Required task: Copy each line of the material below that includes the string "donde".

Extracted entries:
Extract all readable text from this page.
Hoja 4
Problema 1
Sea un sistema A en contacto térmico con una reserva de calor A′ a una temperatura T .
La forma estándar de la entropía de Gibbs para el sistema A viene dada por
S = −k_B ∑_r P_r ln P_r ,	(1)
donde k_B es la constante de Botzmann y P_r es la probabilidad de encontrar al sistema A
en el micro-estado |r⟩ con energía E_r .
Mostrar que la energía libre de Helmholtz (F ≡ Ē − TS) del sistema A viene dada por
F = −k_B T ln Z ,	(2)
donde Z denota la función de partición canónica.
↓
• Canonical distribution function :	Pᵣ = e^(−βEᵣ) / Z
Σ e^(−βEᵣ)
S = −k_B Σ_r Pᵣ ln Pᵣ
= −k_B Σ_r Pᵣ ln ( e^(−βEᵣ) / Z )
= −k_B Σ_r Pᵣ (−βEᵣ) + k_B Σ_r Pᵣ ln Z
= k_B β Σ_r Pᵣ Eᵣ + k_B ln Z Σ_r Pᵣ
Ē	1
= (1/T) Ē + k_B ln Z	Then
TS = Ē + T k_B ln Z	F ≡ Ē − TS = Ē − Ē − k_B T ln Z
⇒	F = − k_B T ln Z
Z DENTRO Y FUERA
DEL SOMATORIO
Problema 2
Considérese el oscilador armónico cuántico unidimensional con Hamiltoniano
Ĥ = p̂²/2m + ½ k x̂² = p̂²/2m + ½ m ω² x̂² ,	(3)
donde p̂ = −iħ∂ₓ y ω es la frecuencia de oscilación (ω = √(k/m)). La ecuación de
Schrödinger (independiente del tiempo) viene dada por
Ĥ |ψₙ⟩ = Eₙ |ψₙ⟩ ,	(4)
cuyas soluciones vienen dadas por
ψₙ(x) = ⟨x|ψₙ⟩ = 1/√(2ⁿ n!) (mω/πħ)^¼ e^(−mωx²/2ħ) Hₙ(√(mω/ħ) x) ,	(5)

Answer for the task:
donde k_B es la constante de Botzmann y P_r es la probabilidad de encontrar al sistema A
donde Z denota la función de partición canónica.
donde p̂ = −iħ∂ₓ y ω es la frecuencia de oscilación (ω = √(k/m)). La ecuación de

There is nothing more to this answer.